### [Exercise goal]
Exclude images, then output the remaining data verbatim.

### [Data shown]
↓↓↓

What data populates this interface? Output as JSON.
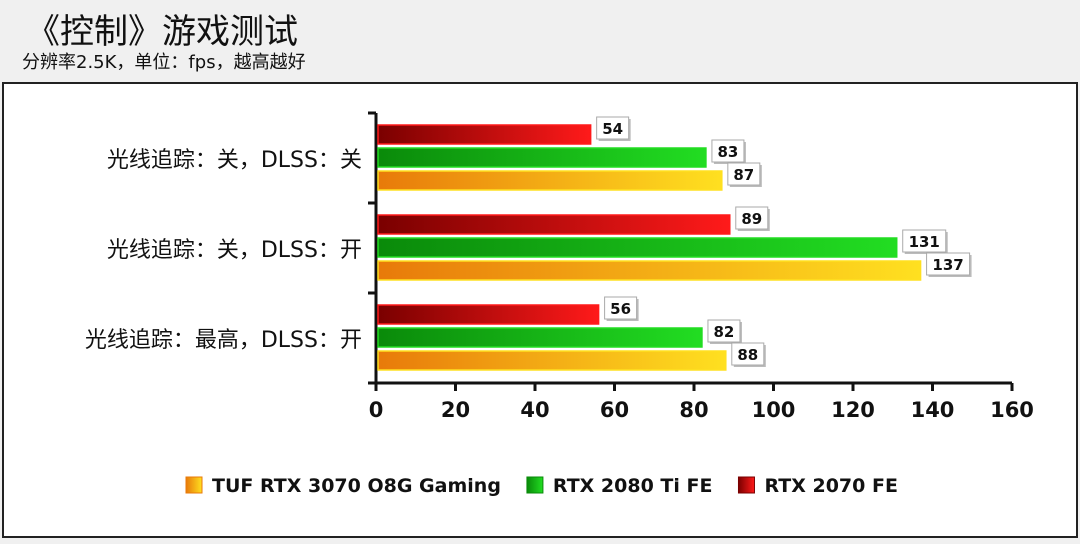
{
  "header": {
    "title": "《控制》游戏测试",
    "subtitle": "分辨率2.5K，单位：fps，越高越好"
  },
  "chart_data": {
    "type": "bar",
    "orientation": "horizontal",
    "title": "《控制》游戏测试",
    "subtitle": "分辨率2.5K，单位：fps，越高越好",
    "categories": [
      "光线追踪：关，DLSS：关",
      "光线追踪：关，DLSS：开",
      "光线追踪：最高，DLSS：开"
    ],
    "series": [
      {
        "name": "RTX 2070 FE",
        "values": [
          54,
          89,
          56
        ],
        "colors": [
          "#7a0000",
          "#ff1a1a"
        ]
      },
      {
        "name": "RTX 2080 Ti FE",
        "values": [
          83,
          131,
          82
        ],
        "colors": [
          "#0a8a0a",
          "#22dd22"
        ]
      },
      {
        "name": "TUF RTX 3070 O8G Gaming",
        "values": [
          87,
          137,
          88
        ],
        "colors": [
          "#e87a0a",
          "#ffe020"
        ]
      }
    ],
    "legend_order": [
      "TUF RTX 3070 O8G Gaming",
      "RTX 2080 Ti FE",
      "RTX 2070 FE"
    ],
    "xlim": [
      0,
      160
    ],
    "xticks": [
      0,
      20,
      40,
      60,
      80,
      100,
      120,
      140,
      160
    ],
    "legend_position": "bottom",
    "grid": false
  }
}
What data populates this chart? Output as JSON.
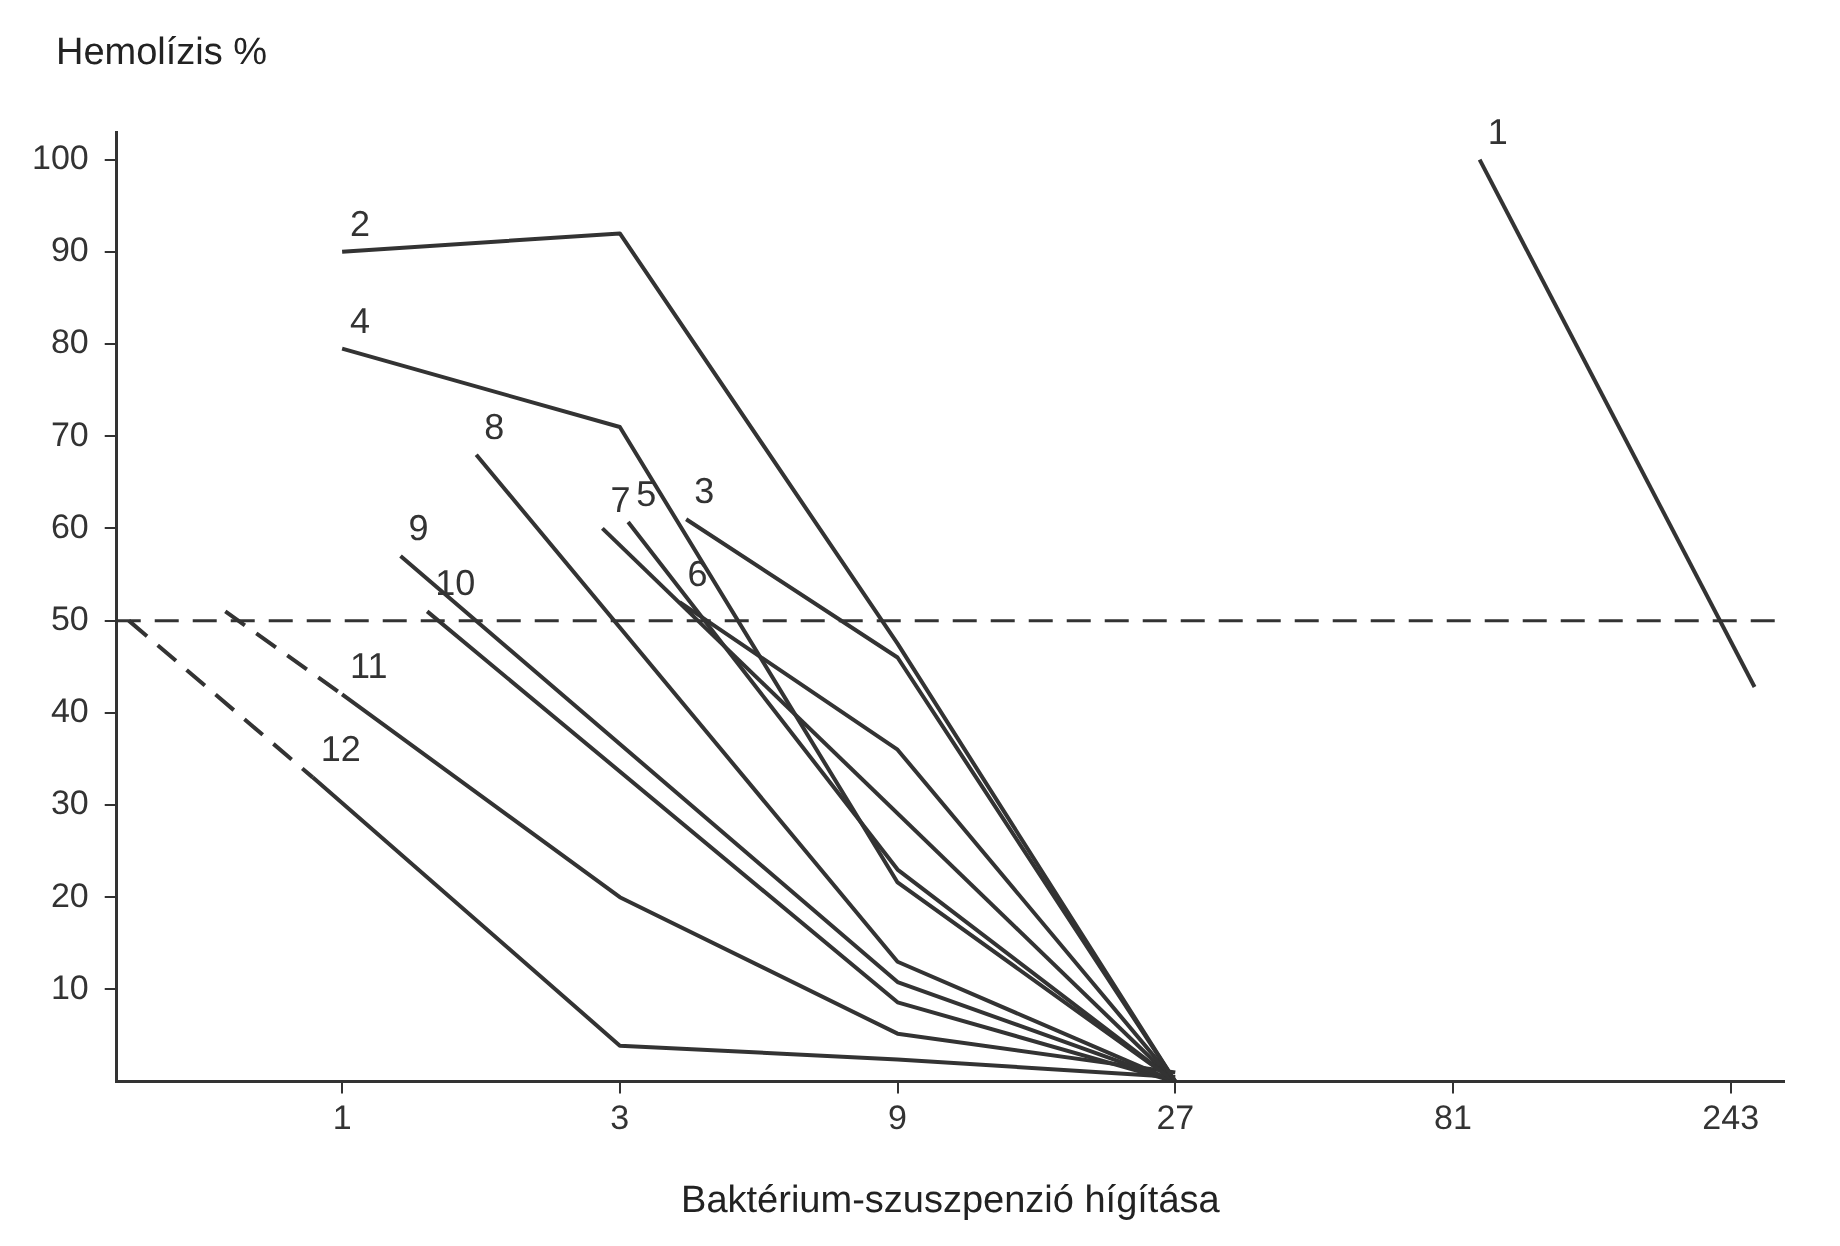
{
  "chart_data": {
    "type": "line",
    "xlabel": "Baktérium-szuszpenzió hígítása",
    "ylabel": "Hemolízis %",
    "log": "x",
    "xlim": [
      0.41,
      300
    ],
    "xticks": [
      1,
      3,
      9,
      27,
      81,
      243
    ],
    "ylim": [
      0,
      103
    ],
    "yticks": [
      10,
      20,
      30,
      40,
      50,
      60,
      70,
      80,
      90,
      100
    ],
    "grid": false,
    "legend": false,
    "marker": "none",
    "ref_lines": [
      {
        "axis": "y",
        "value": 50,
        "line_style": "dashed",
        "color": "#333333"
      }
    ],
    "series": [
      {
        "name": "1",
        "color": "#333333",
        "line_style": "solid",
        "x": [
          90,
          267
        ],
        "values": [
          100,
          42.8
        ]
      },
      {
        "name": "2",
        "color": "#333333",
        "line_style": "solid",
        "x": [
          1,
          3,
          9,
          27
        ],
        "values": [
          90,
          92,
          47.5,
          0
        ]
      },
      {
        "name": "3",
        "color": "#333333",
        "line_style": "solid",
        "x": [
          3.9,
          9,
          27
        ],
        "values": [
          61,
          46,
          0
        ]
      },
      {
        "name": "4",
        "color": "#333333",
        "line_style": "solid",
        "x": [
          1,
          3,
          9,
          27
        ],
        "values": [
          79.5,
          71,
          21.6,
          0
        ]
      },
      {
        "name": "5",
        "color": "#333333",
        "line_style": "solid",
        "x": [
          3.1,
          9,
          27
        ],
        "values": [
          60.7,
          23,
          0
        ]
      },
      {
        "name": "6",
        "color": "#333333",
        "line_style": "solid",
        "x": [
          3.8,
          9,
          27
        ],
        "values": [
          52,
          36,
          0
        ]
      },
      {
        "name": "7",
        "color": "#333333",
        "line_style": "solid",
        "x": [
          2.8,
          27
        ],
        "values": [
          60,
          0
        ]
      },
      {
        "name": "8",
        "color": "#333333",
        "line_style": "solid",
        "x": [
          1.7,
          9,
          27
        ],
        "values": [
          68,
          13,
          0
        ]
      },
      {
        "name": "9",
        "color": "#333333",
        "line_style": "solid",
        "x": [
          1.26,
          9,
          27
        ],
        "values": [
          57,
          10.8,
          0
        ]
      },
      {
        "name": "10",
        "color": "#333333",
        "line_style": "solid",
        "x": [
          1.4,
          9,
          27
        ],
        "values": [
          51,
          8.6,
          0
        ]
      },
      {
        "color": "#333333",
        "line_style": "dashed",
        "x": [
          0.63,
          1
        ],
        "values": [
          51,
          42
        ]
      },
      {
        "name": "11",
        "color": "#333333",
        "line_style": "solid",
        "x": [
          1,
          3,
          9,
          27
        ],
        "values": [
          42,
          20,
          5.2,
          1
        ]
      },
      {
        "color": "#333333",
        "line_style": "dashed",
        "x": [
          0.43,
          0.89
        ],
        "values": [
          50,
          33
        ]
      },
      {
        "name": "12",
        "color": "#333333",
        "line_style": "solid",
        "x": [
          0.89,
          3,
          9,
          27
        ],
        "values": [
          33,
          3.9,
          2.4,
          0.5
        ]
      }
    ]
  }
}
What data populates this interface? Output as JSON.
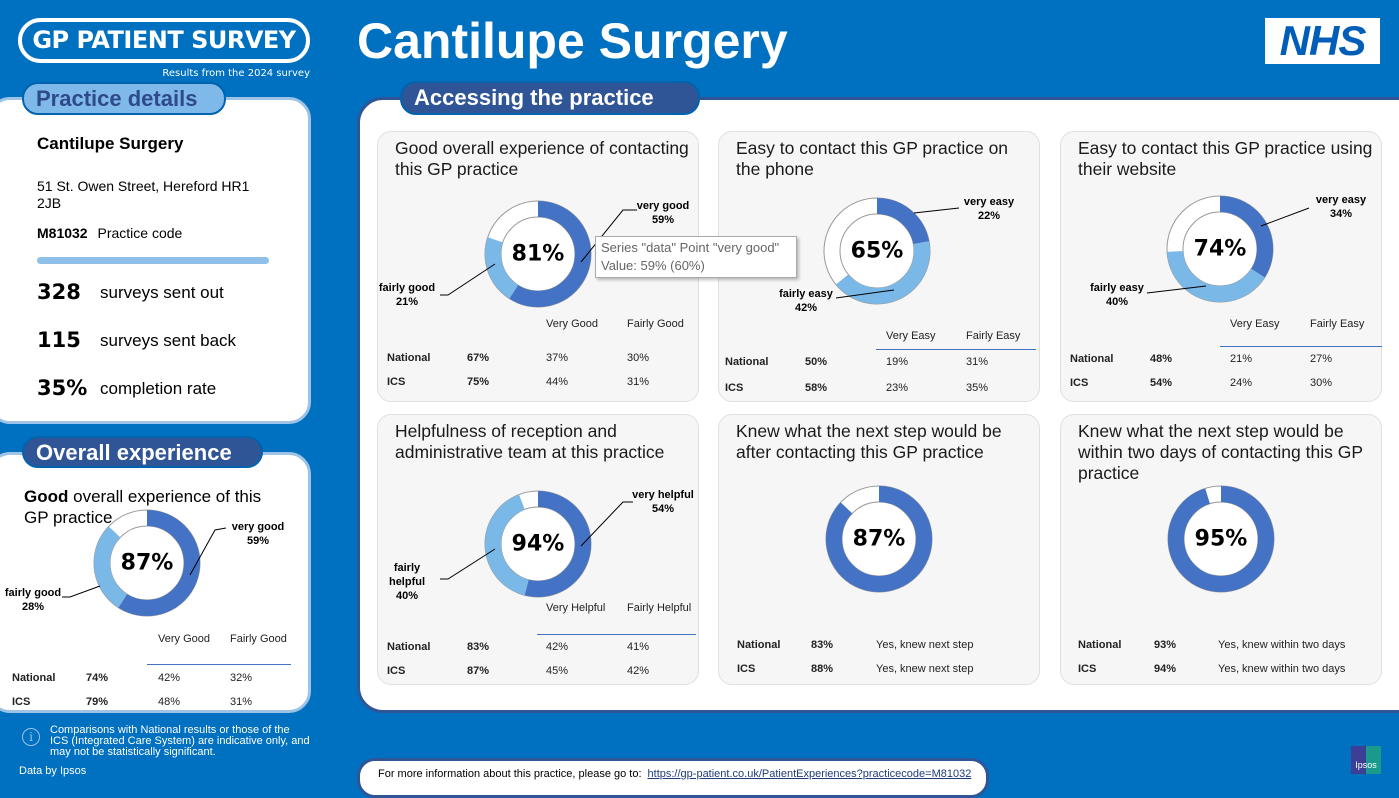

↑↑↑

### [Answer to the exercise]
What data populates this interface? Output as JSON.
{
  "header": {
    "title": "《控制》游戏测试",
    "subtitle": "分辨率2.5K，单位：fps，越高越好"
  },
  "chart_data": {
    "type": "bar",
    "orientation": "horizontal",
    "title": "《控制》游戏测试",
    "subtitle": "分辨率2.5K，单位：fps，越高越好",
    "categories": [
      "光线追踪：关，DLSS：关",
      "光线追踪：关，DLSS：开",
      "光线追踪：最高，DLSS：开"
    ],
    "series": [
      {
        "name": "RTX 2070 FE",
        "values": [
          54,
          89,
          56
        ],
        "colors": [
          "#7a0000",
          "#ff1a1a"
        ]
      },
      {
        "name": "RTX 2080 Ti FE",
        "values": [
          83,
          131,
          82
        ],
        "colors": [
          "#0a8a0a",
          "#22dd22"
        ]
      },
      {
        "name": "TUF RTX 3070 O8G Gaming",
        "values": [
          87,
          137,
          88
        ],
        "colors": [
          "#e87a0a",
          "#ffe020"
        ]
      }
    ],
    "legend_order": [
      "TUF RTX 3070 O8G Gaming",
      "RTX 2080 Ti FE",
      "RTX 2070 FE"
    ],
    "xlim": [
      0,
      160
    ],
    "xticks": [
      0,
      20,
      40,
      60,
      80,
      100,
      120,
      140,
      160
    ],
    "legend_position": "bottom",
    "grid": false
  }
}
What data populates this chart? Output as JSON.
{
  "chart_data": {
    "type": "line",
    "xlabel": "Baktérium-szuszpenzió hígítása",
    "ylabel": "Hemolízis %",
    "log": "x",
    "xlim": [
      0.41,
      300
    ],
    "xticks": [
      1,
      3,
      9,
      27,
      81,
      243
    ],
    "ylim": [
      0,
      103
    ],
    "yticks": [
      10,
      20,
      30,
      40,
      50,
      60,
      70,
      80,
      90,
      100
    ],
    "grid": false,
    "legend": false,
    "marker": "none",
    "ref_lines": [
      {
        "axis": "y",
        "value": 50,
        "line_style": "dashed",
        "color": "#333333"
      }
    ],
    "series": [
      {
        "name": "1",
        "color": "#333333",
        "line_style": "solid",
        "x": [
          90,
          267
        ],
        "values": [
          100,
          42.8
        ]
      },
      {
        "name": "2",
        "color": "#333333",
        "line_style": "solid",
        "x": [
          1,
          3,
          9,
          27
        ],
        "values": [
          90,
          92,
          47.5,
          0
        ]
      },
      {
        "name": "3",
        "color": "#333333",
        "line_style": "solid",
        "x": [
          3.9,
          9,
          27
        ],
        "values": [
          61,
          46,
          0
        ]
      },
      {
        "name": "4",
        "color": "#333333",
        "line_style": "solid",
        "x": [
          1,
          3,
          9,
          27
        ],
        "values": [
          79.5,
          71,
          21.6,
          0
        ]
      },
      {
        "name": "5",
        "color": "#333333",
        "line_style": "solid",
        "x": [
          3.1,
          9,
          27
        ],
        "values": [
          60.7,
          23,
          0
        ]
      },
      {
        "name": "6",
        "color": "#333333",
        "line_style": "solid",
        "x": [
          3.8,
          9,
          27
        ],
        "values": [
          52,
          36,
          0
        ]
      },
      {
        "name": "7",
        "color": "#333333",
        "line_style": "solid",
        "x": [
          2.8,
          27
        ],
        "values": [
          60,
          0
        ]
      },
      {
        "name": "8",
        "color": "#333333",
        "line_style": "solid",
        "x": [
          1.7,
          9,
          27
        ],
        "values": [
          68,
          13,
          0
        ]
      },
      {
        "name": "9",
        "color": "#333333",
        "line_style": "solid",
        "x": [
          1.26,
          9,
          27
        ],
        "values": [
          57,
          10.8,
          0
        ]
      },
      {
        "name": "10",
        "color": "#333333",
        "line_style": "solid",
        "x": [
          1.4,
          9,
          27
        ],
        "values": [
          51,
          8.6,
          0
        ]
      },
      {
        "color": "#333333",
        "line_style": "dashed",
        "x": [
          0.63,
          1
        ],
        "values": [
          51,
          42
        ]
      },
      {
        "name": "11",
        "color": "#333333",
        "line_style": "solid",
        "x": [
          1,
          3,
          9,
          27
        ],
        "values": [
          42,
          20,
          5.2,
          1
        ]
      },
      {
        "color": "#333333",
        "line_style": "dashed",
        "x": [
          0.43,
          0.89
        ],
        "values": [
          50,
          33
        ]
      },
      {
        "name": "12",
        "color": "#333333",
        "line_style": "solid",
        "x": [
          0.89,
          3,
          9,
          27
        ],
        "values": [
          33,
          3.9,
          2.4,
          0.5
        ]
      }
    ]
  }
}
What data populates this interface? Output as JSON.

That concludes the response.